TRECHO DO DOCUMENTO:
Alimentada com 180 mil obras de arte, IA é nova estrela do MoMA

Unsupervisioned atinge novos patamares no que é possível com a IA criando um “ser” que sintetiza milhares de obras de arte

Crédito: Refik Anadol

Jesus Diaz 4 minutos de leitura

Da mesma forma como um pintor usa pigmentos, Refik Anadol usa dados para criar sua arte. Depois de conhecer suas obras – que foram pioneiras em usar inteligência artificial por anos – podemos dizer que as redes neurais são seus pincéis. Sua mais recente exposição no Museu de Arte Moderna de Nova York (MoMA), Unsupervisioned, é o ápice dessa filosofia.

A grandiosa instalação – uma impressionante tela digital de 7,3 por 7,3 metros que preenche todo o saguão do museu – exibe um fluxo infinito de imagens animadas, cada uma delas criadas por um modelo de inteligência artificial alimentado por toda a coleção de obras de arte do MoMA. Esse fluxo é controlado pelo que acontece ao redor, fazendo com que a peça pareça ter vida.

É difícil descrever o fascínio que o Unsupervisioned provoca, a menos que você o veja em ação. Ele impressiona com seu tamanho, mas seu conteúdo também é incrivelmente atraente: um fluxo de imagens fantásticas se materializando e se transformando umas nas outras, como se estivéssemos assistindo a um ser interdimensional em constante evolução.

Crédito: Refik Anadol

Unsupervisioned, para Refik Anadol, é um portal para um novo universo alternativo criado por algum deus da IA que age por vontade própria (daí o nome da exposição, “não supervisionado”, em português).

Para compreender como ele funciona, é preciso entender os dois métodos principais com os quais as inteligências artificiais aprendem a fazer sua mágica. Na aprendizagem supervisionada – como é o caso do Dall-E –, as IAs são treinadas usando dados sinalizados com palavras-chave. Em linhas gerais, essas palavras-chave (como “homens carecas de óculos” ou “cachorros brancos fofos”, por exemplo) permitem que ela organize conjuntos de imagens semelhantes.

Quando se insere um prompt, ou comando, em um gerador de imagem (como “cachorro fofo usando óculos”), a IA cria uma imagem nítida, com base no que aprendeu com todos aqueles dados que recebeu sobre cachorros fofos.

Crédito: Refik Anadol

Mas a IA não supervisionada de Anadol funciona de maneira diferente. Ela precisava dar sentido a todo o acervo do MoMA por conta própria, sem ter acesso a palavras-chave.

Ao longo de seis meses, o software criado pelo artista e sua equipe, com a ajuda de engenheiros da Nvidia, foi alimentado com 380 mil imagens de altíssima resolução de mais de 180 mil obras de arte do MoMA, incluindo obras de Pablo Picasso, Umberto Buccioni e Gertrudes Altschul.

Os resultados impressionaram a todos. “Essa parte foi tão inspiradora para os curadores”, conta Anadol. “Quando eles viram que a IA poderia criar novos mundos a partir deste acervo de 200 anos... deu para ver o espanto em seus rostos.”

DADOS DISPONÍVEIS:
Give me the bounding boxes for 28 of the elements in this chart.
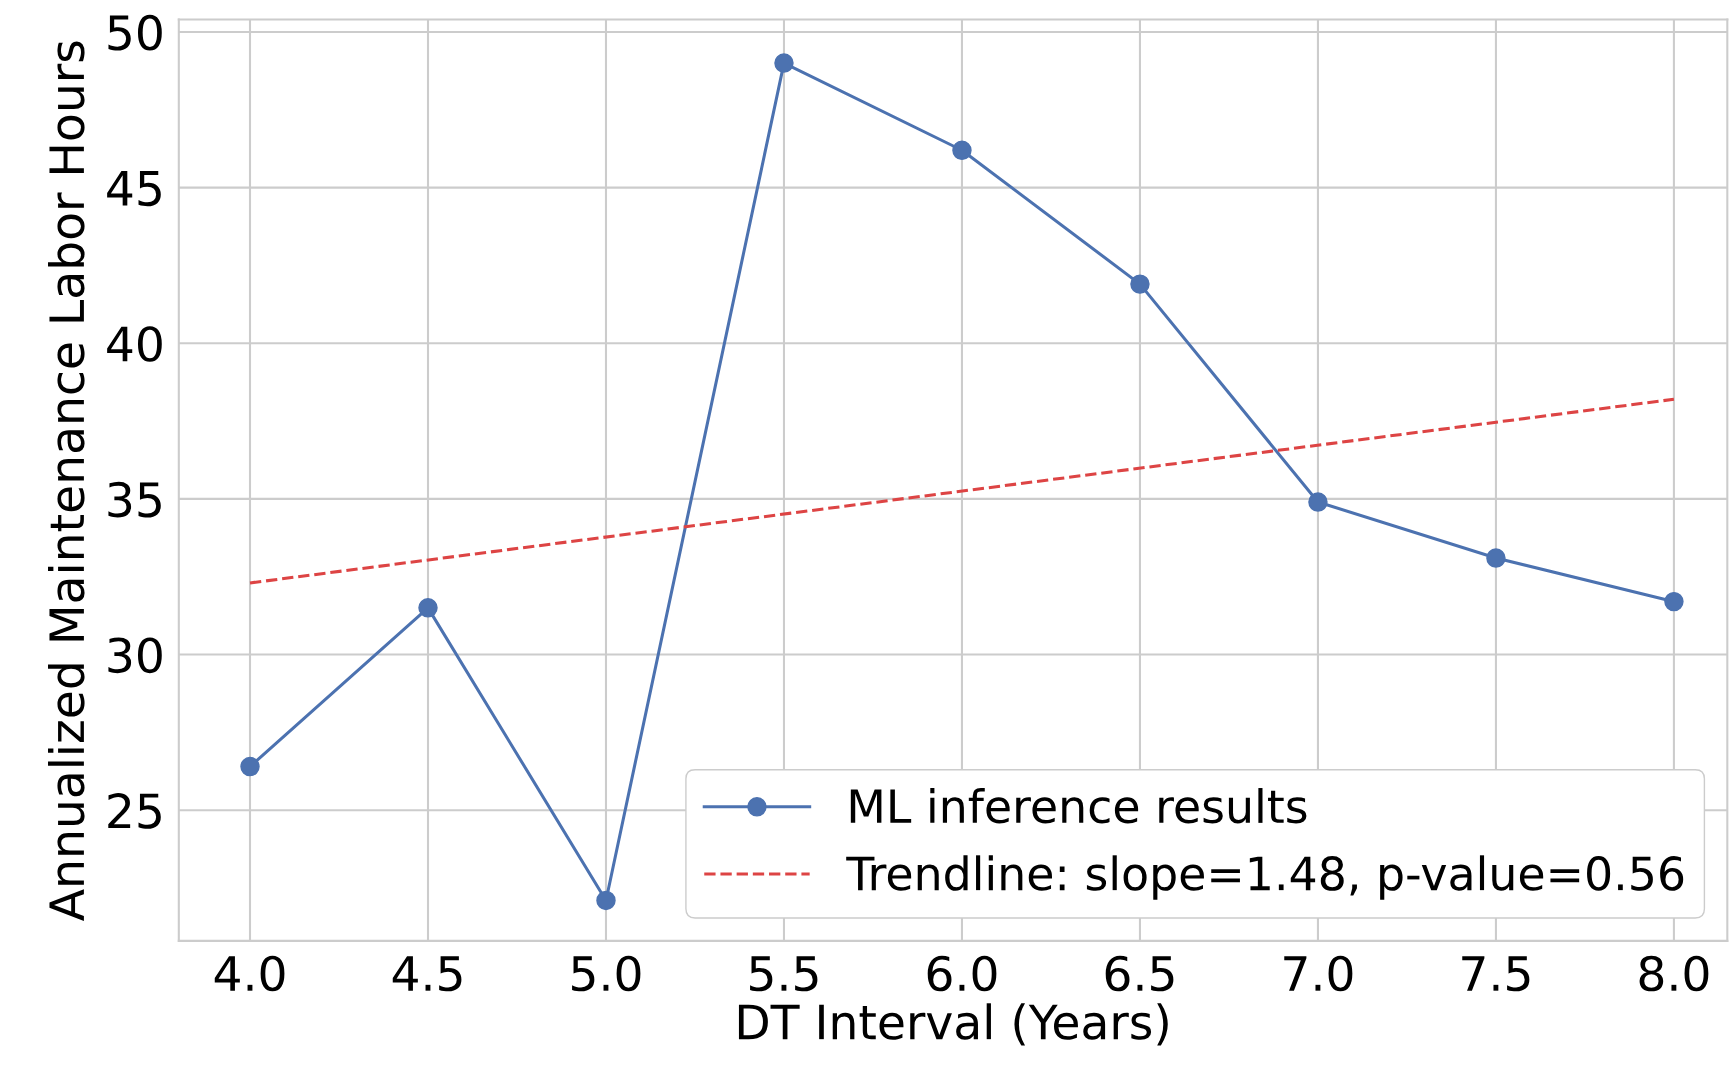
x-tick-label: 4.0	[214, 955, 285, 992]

O QUE SE PEDE:
1. Reescreva o trecho da matéria sobre a instalação Unsupervisioned que começa em "Da mesma forma" e termina em "pareça ter vida.", trocando "inteligência artificial" por "IA".
2. Responda com base na matéria sobre a instalação Unsupervisioned:
(a) Quais são as dimensões da tela digital exibida no saguão do MoMA?
(b) Durante quanto tempo o software foi alimentado com as imagens do acervo?
(c) Quantas imagens de altíssima resolução foram usadas para alimentar o software?
3. Retome a matéria sobre a instalação Unsupervisioned e dê continuidade ao texto a partir da última frase apresentada.
O material não tem relação com a matéria sobre a instalação Unsupervisioned.

RESPOSTAS POR TAREFA:
1.
Da mesma forma como um pintor usa pigmentos, Refik Anadol usa dados para criar sua arte. Depois de conhecer suas obras – que foram pioneiras em usar IA por anos – podemos dizer que as redes neurais são seus pincéis. Sua mais recente exposição no Museu de Arte Moderna de Nova York (MoMA), Unsupervisioned, é o ápice dessa filosofia.

A grandiosa instalação – uma impressionante tela digital de 7,3 por 7,3 metros que preenche todo o saguão do museu – exibe um fluxo infinito de imagens animadas, cada uma delas criadas por um modelo de IA alimentado por toda a coleção de obras de arte do MoMA. Esse fluxo é controlado pelo que acontece ao redor, fazendo com que a peça pareça ter vida.

2.
(a) 7,3 por 7,3 metros.
(b) Seis meses.
(c) 380 mil imagens.

3.
Crédito: Refik Anadol

UNSUPERVISIONED ESTÁ VIVO?

Construir a rede neural e desenvolver o modelo de treinamento para o Unsupervisioned é apenas uma parte da história. Outra parte importante é como ele cria imagens em tempo real – uma conquista tecnológica por si só.

Para começar, ele tem uma resolução bastante impressionante para os padrões de hoje. Com 3.840 por 3.960 pixels, é provavelmente a rede neural de síntese de imagem de maior resolução já criada.

Para efeito de comparação, uma resolução típica de imagem do Stable Diffusion é de 512 por 512 pixels. O StyleGAN da Nvidia – a IA que serve de base para o trabalho de Anadol e sua equipe – normalmente roda em 1.024 por 1.024.

Mas o mais impressionante é que o Unsupervisioned produz imagens em tempo real, em um movimento constante. Quando você digita um prompt no Stable Diffusion, ele leva alguns segundos, ou até minutos, para produzir uma imagem. Mas esta IA faz isso na hora e com a fluidez que se espera de efeitos especiais produzidos por um grande estúdio de animação.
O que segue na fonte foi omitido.